● **TASK BRIEF**
Report how many lines of the following entries include the string "text"; respond with the number alone.

● **Rows from a dataset**
....................

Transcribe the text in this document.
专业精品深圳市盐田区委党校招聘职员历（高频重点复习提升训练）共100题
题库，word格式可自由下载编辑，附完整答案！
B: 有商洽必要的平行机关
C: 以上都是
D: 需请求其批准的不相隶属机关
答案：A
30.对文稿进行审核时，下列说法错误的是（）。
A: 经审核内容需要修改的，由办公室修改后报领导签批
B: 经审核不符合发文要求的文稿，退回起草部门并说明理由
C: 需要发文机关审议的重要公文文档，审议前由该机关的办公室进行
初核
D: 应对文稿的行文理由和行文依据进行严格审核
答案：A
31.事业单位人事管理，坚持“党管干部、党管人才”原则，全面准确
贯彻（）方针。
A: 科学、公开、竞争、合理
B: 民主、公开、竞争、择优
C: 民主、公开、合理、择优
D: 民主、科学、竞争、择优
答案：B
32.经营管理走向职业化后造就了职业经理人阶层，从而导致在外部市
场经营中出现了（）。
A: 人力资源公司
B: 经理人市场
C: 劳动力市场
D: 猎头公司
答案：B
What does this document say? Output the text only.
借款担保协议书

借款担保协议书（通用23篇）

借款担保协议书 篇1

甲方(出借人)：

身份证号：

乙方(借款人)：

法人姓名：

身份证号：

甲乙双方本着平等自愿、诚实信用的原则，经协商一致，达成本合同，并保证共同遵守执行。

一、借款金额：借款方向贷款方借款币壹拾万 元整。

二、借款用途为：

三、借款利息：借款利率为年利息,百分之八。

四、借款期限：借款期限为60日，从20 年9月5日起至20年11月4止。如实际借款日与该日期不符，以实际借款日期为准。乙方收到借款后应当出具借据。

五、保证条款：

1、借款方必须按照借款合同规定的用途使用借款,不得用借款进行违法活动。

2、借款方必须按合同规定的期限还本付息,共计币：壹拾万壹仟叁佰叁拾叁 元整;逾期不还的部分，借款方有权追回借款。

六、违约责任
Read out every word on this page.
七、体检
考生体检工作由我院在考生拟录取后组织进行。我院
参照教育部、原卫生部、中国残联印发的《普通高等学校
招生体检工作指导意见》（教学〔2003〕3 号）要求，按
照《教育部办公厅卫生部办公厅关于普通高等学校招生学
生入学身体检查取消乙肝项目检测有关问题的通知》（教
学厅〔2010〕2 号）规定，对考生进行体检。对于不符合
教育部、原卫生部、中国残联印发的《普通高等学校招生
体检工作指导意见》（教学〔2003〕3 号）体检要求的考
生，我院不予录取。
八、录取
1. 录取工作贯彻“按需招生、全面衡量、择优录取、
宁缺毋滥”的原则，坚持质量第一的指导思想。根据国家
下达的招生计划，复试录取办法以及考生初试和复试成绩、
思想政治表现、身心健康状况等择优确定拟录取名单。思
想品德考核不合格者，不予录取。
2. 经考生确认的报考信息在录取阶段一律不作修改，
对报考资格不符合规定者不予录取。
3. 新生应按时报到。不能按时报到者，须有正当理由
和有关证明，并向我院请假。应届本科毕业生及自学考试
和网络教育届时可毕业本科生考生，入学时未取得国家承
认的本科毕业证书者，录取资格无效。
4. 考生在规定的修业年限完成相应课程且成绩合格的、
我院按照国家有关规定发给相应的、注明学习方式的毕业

....................

● **FINAL RESULT**
2